* Problem to solve:
The records that follow must be reproduced in full, exactly as written.

Figure record extracts
———
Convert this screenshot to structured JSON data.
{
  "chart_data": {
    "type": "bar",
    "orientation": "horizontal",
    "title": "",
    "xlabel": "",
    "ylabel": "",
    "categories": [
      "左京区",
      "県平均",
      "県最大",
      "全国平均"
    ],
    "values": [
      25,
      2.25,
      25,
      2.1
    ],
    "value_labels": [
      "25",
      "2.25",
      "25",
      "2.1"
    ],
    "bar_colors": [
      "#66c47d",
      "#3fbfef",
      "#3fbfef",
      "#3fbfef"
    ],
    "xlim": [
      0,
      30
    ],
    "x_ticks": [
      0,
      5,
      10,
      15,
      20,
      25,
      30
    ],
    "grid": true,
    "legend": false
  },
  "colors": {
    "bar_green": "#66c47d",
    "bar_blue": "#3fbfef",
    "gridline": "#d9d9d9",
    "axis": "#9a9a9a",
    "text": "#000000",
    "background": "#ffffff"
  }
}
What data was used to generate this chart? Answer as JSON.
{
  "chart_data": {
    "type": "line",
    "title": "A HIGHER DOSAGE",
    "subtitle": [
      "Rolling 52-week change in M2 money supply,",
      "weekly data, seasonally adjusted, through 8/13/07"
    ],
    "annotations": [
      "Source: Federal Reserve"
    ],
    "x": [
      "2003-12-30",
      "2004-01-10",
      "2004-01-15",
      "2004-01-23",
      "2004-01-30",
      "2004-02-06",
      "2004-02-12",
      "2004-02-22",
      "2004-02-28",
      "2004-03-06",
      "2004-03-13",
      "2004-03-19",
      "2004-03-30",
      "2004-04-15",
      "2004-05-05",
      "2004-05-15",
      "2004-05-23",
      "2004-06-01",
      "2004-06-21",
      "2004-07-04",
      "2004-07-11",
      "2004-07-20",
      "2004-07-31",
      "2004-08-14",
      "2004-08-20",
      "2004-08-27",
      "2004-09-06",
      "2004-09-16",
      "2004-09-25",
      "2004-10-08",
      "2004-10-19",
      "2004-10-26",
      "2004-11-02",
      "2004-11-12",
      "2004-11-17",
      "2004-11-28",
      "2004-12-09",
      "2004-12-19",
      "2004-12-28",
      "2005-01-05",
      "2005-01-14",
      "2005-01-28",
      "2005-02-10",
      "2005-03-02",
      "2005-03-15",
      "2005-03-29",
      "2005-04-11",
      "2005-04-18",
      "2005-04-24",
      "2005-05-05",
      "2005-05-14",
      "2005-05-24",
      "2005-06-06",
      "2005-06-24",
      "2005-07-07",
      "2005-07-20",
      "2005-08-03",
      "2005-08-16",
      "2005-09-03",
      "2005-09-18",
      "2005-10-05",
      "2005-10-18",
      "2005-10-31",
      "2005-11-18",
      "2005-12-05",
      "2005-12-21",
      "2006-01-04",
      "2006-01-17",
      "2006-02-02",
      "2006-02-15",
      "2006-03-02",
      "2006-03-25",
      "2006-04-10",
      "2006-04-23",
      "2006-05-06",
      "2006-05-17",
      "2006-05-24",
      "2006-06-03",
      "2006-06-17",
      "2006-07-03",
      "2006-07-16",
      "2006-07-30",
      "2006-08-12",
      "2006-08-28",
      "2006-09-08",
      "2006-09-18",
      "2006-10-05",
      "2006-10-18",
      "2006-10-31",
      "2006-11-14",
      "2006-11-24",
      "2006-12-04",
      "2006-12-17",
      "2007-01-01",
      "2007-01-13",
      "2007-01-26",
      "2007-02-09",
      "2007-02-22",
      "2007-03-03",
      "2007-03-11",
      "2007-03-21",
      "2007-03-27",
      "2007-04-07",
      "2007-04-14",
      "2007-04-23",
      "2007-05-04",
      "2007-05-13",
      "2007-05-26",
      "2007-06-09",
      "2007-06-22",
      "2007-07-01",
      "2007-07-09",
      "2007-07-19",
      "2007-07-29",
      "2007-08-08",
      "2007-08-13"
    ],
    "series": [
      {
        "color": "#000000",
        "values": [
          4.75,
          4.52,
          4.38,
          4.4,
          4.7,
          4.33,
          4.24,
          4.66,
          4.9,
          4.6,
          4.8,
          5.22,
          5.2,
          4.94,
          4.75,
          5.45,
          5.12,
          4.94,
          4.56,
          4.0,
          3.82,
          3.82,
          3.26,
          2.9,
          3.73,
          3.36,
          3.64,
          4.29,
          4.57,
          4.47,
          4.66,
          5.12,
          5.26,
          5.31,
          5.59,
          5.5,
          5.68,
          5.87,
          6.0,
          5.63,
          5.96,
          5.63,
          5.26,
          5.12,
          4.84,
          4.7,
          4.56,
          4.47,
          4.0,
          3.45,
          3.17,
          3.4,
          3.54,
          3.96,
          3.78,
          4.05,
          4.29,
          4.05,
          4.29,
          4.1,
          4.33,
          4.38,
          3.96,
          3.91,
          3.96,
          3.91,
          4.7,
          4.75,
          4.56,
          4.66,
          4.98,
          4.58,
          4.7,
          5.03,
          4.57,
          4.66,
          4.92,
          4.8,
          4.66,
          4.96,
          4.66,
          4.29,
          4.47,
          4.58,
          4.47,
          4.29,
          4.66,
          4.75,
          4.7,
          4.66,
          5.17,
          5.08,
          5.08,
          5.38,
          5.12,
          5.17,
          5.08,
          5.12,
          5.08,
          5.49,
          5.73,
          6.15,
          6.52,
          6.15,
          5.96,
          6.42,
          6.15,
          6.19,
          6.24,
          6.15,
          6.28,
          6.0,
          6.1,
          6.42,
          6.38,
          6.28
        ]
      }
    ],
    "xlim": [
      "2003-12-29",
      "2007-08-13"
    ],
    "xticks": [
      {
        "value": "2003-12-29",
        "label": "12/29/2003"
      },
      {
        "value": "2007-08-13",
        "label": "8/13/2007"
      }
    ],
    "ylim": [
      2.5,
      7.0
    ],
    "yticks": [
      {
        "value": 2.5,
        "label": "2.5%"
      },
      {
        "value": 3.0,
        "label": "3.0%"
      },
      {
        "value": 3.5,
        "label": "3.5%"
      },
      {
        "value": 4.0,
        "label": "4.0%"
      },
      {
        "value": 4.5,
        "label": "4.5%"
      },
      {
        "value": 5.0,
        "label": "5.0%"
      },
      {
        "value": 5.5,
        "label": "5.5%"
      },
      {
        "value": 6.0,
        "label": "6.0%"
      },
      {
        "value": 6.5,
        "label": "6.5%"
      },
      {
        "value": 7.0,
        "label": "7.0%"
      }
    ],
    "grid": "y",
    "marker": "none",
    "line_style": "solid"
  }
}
———
* Result for this exercise:
Convert this screenshot to structured JSON data.
{
  "chart_data": {
    "type": "bar",
    "orientation": "horizontal",
    "title": "",
    "xlabel": "",
    "ylabel": "",
    "categories": [
      "左京区",
      "県平均",
      "県最大",
      "全国平均"
    ],
    "values": [
      25,
      2.25,
      25,
      2.1
    ],
    "value_labels": [
      "25",
      "2.25",
      "25",
      "2.1"
    ],
    "bar_colors": [
      "#66c47d",
      "#3fbfef",
      "#3fbfef",
      "#3fbfef"
    ],
    "xlim": [
      0,
      30
    ],
    "x_ticks": [
      0,
      5,
      10,
      15,
      20,
      25,
      30
    ],
    "grid": true,
    "legend": false
  },
  "colors": {
    "bar_green": "#66c47d",
    "bar_blue": "#3fbfef",
    "gridline": "#d9d9d9",
    "axis": "#9a9a9a",
    "text": "#000000",
    "background": "#ffffff"
  }
}
What data was used to generate this chart? Answer as JSON.
{
  "chart_data": {
    "type": "line",
    "title": "A HIGHER DOSAGE",
    "subtitle": [
      "Rolling 52-week change in M2 money supply,",
      "weekly data, seasonally adjusted, through 8/13/07"
    ],
    "annotations": [
      "Source: Federal Reserve"
    ],
    "x": [
      "2003-12-30",
      "2004-01-10",
      "2004-01-15",
      "2004-01-23",
      "2004-01-30",
      "2004-02-06",
      "2004-02-12",
      "2004-02-22",
      "2004-02-28",
      "2004-03-06",
      "2004-03-13",
      "2004-03-19",
      "2004-03-30",
      "2004-04-15",
      "2004-05-05",
      "2004-05-15",
      "2004-05-23",
      "2004-06-01",
      "2004-06-21",
      "2004-07-04",
      "2004-07-11",
      "2004-07-20",
      "2004-07-31",
      "2004-08-14",
      "2004-08-20",
      "2004-08-27",
      "2004-09-06",
      "2004-09-16",
      "2004-09-25",
      "2004-10-08",
      "2004-10-19",
      "2004-10-26",
      "2004-11-02",
      "2004-11-12",
      "2004-11-17",
      "2004-11-28",
      "2004-12-09",
      "2004-12-19",
      "2004-12-28",
      "2005-01-05",
      "2005-01-14",
      "2005-01-28",
      "2005-02-10",
      "2005-03-02",
      "2005-03-15",
      "2005-03-29",
      "2005-04-11",
      "2005-04-18",
      "2005-04-24",
      "2005-05-05",
      "2005-05-14",
      "2005-05-24",
      "2005-06-06",
      "2005-06-24",
      "2005-07-07",
      "2005-07-20",
      "2005-08-03",
      "2005-08-16",
      "2005-09-03",
      "2005-09-18",
      "2005-10-05",
      "2005-10-18",
      "2005-10-31",
      "2005-11-18",
      "2005-12-05",
      "2005-12-21",
      "2006-01-04",
      "2006-01-17",
      "2006-02-02",
      "2006-02-15",
      "2006-03-02",
      "2006-03-25",
      "2006-04-10",
      "2006-04-23",
      "2006-05-06",
      "2006-05-17",
      "2006-05-24",
      "2006-06-03",
      "2006-06-17",
      "2006-07-03",
      "2006-07-16",
      "2006-07-30",
      "2006-08-12",
      "2006-08-28",
      "2006-09-08",
      "2006-09-18",
      "2006-10-05",
      "2006-10-18",
      "2006-10-31",
      "2006-11-14",
      "2006-11-24",
      "2006-12-04",
      "2006-12-17",
      "2007-01-01",
      "2007-01-13",
      "2007-01-26",
      "2007-02-09",
      "2007-02-22",
      "2007-03-03",
      "2007-03-11",
      "2007-03-21",
      "2007-03-27",
      "2007-04-07",
      "2007-04-14",
      "2007-04-23",
      "2007-05-04",
      "2007-05-13",
      "2007-05-26",
      "2007-06-09",
      "2007-06-22",
      "2007-07-01",
      "2007-07-09",
      "2007-07-19",
      "2007-07-29",
      "2007-08-08",
      "2007-08-13"
    ],
    "series": [
      {
        "color": "#000000",
        "values": [
          4.75,
          4.52,
          4.38,
          4.4,
          4.7,
          4.33,
          4.24,
          4.66,
          4.9,
          4.6,
          4.8,
          5.22,
          5.2,
          4.94,
          4.75,
          5.45,
          5.12,
          4.94,
          4.56,
          4.0,
          3.82,
          3.82,
          3.26,
          2.9,
          3.73,
          3.36,
          3.64,
          4.29,
          4.57,
          4.47,
          4.66,
          5.12,
          5.26,
          5.31,
          5.59,
          5.5,
          5.68,
          5.87,
          6.0,
          5.63,
          5.96,
          5.63,
          5.26,
          5.12,
          4.84,
          4.7,
          4.56,
          4.47,
          4.0,
          3.45,
          3.17,
          3.4,
          3.54,
          3.96,
          3.78,
          4.05,
          4.29,
          4.05,
          4.29,
          4.1,
          4.33,
          4.38,
          3.96,
          3.91,
          3.96,
          3.91,
          4.7,
          4.75,
          4.56,
          4.66,
          4.98,
          4.58,
          4.7,
          5.03,
          4.57,
          4.66,
          4.92,
          4.8,
          4.66,
          4.96,
          4.66,
          4.29,
          4.47,
          4.58,
          4.47,
          4.29,
          4.66,
          4.75,
          4.7,
          4.66,
          5.17,
          5.08,
          5.08,
          5.38,
          5.12,
          5.17,
          5.08,
          5.12,
          5.08,
          5.49,
          5.73,
          6.15,
          6.52,
          6.15,
          5.96,
          6.42,
          6.15,
          6.19,
          6.24,
          6.15,
          6.28,
          6.0,
          6.1,
          6.42,
          6.38,
          6.28
        ]
      }
    ],
    "xlim": [
      "2003-12-29",
      "2007-08-13"
    ],
    "xticks": [
      {
        "value": "2003-12-29",
        "label": "12/29/2003"
      },
      {
        "value": "2007-08-13",
        "label": "8/13/2007"
      }
    ],
    "ylim": [
      2.5,
      7.0
    ],
    "yticks": [
      {
        "value": 2.5,
        "label": "2.5%"
      },
      {
        "value": 3.0,
        "label": "3.0%"
      },
      {
        "value": 3.5,
        "label": "3.5%"
      },
      {
        "value": 4.0,
        "label": "4.0%"
      },
      {
        "value": 4.5,
        "label": "4.5%"
      },
      {
        "value": 5.0,
        "label": "5.0%"
      },
      {
        "value": 5.5,
        "label": "5.5%"
      },
      {
        "value": 6.0,
        "label": "6.0%"
      },
      {
        "value": 6.5,
        "label": "6.5%"
      },
      {
        "value": 7.0,
        "label": "7.0%"
      }
    ],
    "grid": "y",
    "marker": "none",
    "line_style": "solid"
  }
}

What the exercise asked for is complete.